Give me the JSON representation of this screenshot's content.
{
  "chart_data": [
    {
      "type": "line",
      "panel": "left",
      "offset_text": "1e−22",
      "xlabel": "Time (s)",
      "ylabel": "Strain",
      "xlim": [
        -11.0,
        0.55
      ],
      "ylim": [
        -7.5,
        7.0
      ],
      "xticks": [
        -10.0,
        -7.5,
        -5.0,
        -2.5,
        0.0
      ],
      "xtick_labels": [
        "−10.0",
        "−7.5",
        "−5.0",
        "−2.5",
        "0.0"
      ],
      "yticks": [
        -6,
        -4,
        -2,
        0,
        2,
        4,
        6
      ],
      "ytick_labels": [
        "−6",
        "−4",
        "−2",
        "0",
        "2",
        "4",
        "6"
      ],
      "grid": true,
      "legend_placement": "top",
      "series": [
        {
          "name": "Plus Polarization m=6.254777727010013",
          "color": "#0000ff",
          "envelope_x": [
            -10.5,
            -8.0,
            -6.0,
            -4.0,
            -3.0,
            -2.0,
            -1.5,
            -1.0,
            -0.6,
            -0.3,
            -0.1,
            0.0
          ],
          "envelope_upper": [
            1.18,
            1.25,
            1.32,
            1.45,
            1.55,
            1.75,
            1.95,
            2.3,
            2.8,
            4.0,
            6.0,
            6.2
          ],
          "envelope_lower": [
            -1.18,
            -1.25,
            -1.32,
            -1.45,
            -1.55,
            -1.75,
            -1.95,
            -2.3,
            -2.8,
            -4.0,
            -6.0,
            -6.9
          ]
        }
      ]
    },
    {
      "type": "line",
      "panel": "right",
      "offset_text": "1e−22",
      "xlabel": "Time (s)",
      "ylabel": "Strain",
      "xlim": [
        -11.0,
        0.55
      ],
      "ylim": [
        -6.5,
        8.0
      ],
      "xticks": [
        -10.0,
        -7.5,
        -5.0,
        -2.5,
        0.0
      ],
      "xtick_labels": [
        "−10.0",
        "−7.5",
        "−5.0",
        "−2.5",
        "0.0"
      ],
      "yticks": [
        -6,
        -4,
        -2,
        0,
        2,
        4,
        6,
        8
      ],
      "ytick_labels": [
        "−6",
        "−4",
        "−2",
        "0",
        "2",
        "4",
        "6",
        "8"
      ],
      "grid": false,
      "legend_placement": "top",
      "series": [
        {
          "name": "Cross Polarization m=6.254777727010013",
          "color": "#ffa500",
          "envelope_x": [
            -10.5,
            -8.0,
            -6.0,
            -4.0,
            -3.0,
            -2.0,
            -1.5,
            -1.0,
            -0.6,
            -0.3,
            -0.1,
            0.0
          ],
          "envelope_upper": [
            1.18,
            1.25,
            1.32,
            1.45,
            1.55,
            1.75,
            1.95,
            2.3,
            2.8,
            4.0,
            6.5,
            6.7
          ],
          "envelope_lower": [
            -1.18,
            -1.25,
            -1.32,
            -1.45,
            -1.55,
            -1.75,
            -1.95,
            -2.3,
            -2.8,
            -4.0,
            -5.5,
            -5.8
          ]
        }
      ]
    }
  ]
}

··········

- **Task details**: Look through the entries above for the word "Polarization". Copy every line where it shows up.

- **Reply**:
          "name": "Plus Polarization m=6.254777727010013",
          "name": "Cross Polarization m=6.254777727010013",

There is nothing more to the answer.